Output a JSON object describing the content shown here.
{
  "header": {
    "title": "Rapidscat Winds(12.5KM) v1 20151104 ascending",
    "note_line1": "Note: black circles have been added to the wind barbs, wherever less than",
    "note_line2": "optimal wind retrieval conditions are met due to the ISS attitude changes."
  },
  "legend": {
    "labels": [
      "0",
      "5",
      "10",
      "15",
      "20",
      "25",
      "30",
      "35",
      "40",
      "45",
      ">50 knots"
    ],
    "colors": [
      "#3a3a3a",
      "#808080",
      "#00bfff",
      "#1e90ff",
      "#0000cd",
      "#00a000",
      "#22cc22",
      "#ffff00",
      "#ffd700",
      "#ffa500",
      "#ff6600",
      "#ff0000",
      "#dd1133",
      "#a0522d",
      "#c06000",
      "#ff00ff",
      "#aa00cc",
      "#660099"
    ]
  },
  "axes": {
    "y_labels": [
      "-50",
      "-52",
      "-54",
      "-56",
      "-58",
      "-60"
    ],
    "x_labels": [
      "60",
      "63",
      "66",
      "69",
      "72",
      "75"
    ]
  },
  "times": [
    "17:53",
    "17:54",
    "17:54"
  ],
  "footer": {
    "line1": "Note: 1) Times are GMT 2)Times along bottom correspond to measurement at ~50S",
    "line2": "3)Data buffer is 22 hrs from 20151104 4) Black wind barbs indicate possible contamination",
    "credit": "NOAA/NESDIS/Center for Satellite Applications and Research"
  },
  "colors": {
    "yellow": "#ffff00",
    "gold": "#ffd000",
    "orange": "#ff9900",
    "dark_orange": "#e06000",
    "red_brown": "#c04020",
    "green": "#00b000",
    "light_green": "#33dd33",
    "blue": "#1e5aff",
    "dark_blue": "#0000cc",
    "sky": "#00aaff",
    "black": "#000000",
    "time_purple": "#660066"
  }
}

◇ ◇ ◇

_WHAT THE TASK REQUIRES:_ Repeat the data above, word for word.

_TASK RESULT:_
Output a JSON object describing the content shown here.
{
  "header": {
    "title": "Rapidscat Winds(12.5KM) v1 20151104 ascending",
    "note_line1": "Note: black circles have been added to the wind barbs, wherever less than",
    "note_line2": "optimal wind retrieval conditions are met due to the ISS attitude changes."
  },
  "legend": {
    "labels": [
      "0",
      "5",
      "10",
      "15",
      "20",
      "25",
      "30",
      "35",
      "40",
      "45",
      ">50 knots"
    ],
    "colors": [
      "#3a3a3a",
      "#808080",
      "#00bfff",
      "#1e90ff",
      "#0000cd",
      "#00a000",
      "#22cc22",
      "#ffff00",
      "#ffd700",
      "#ffa500",
      "#ff6600",
      "#ff0000",
      "#dd1133",
      "#a0522d",
      "#c06000",
      "#ff00ff",
      "#aa00cc",
      "#660099"
    ]
  },
  "axes": {
    "y_labels": [
      "-50",
      "-52",
      "-54",
      "-56",
      "-58",
      "-60"
    ],
    "x_labels": [
      "60",
      "63",
      "66",
      "69",
      "72",
      "75"
    ]
  },
  "times": [
    "17:53",
    "17:54",
    "17:54"
  ],
  "footer": {
    "line1": "Note: 1) Times are GMT 2)Times along bottom correspond to measurement at ~50S",
    "line2": "3)Data buffer is 22 hrs from 20151104 4) Black wind barbs indicate possible contamination",
    "credit": "NOAA/NESDIS/Center for Satellite Applications and Research"
  },
  "colors": {
    "yellow": "#ffff00",
    "gold": "#ffd000",
    "orange": "#ff9900",
    "dark_orange": "#e06000",
    "red_brown": "#c04020",
    "green": "#00b000",
    "light_green": "#33dd33",
    "blue": "#1e5aff",
    "dark_blue": "#0000cc",
    "sky": "#00aaff",
    "black": "#000000",
    "time_purple": "#660066"
  }
}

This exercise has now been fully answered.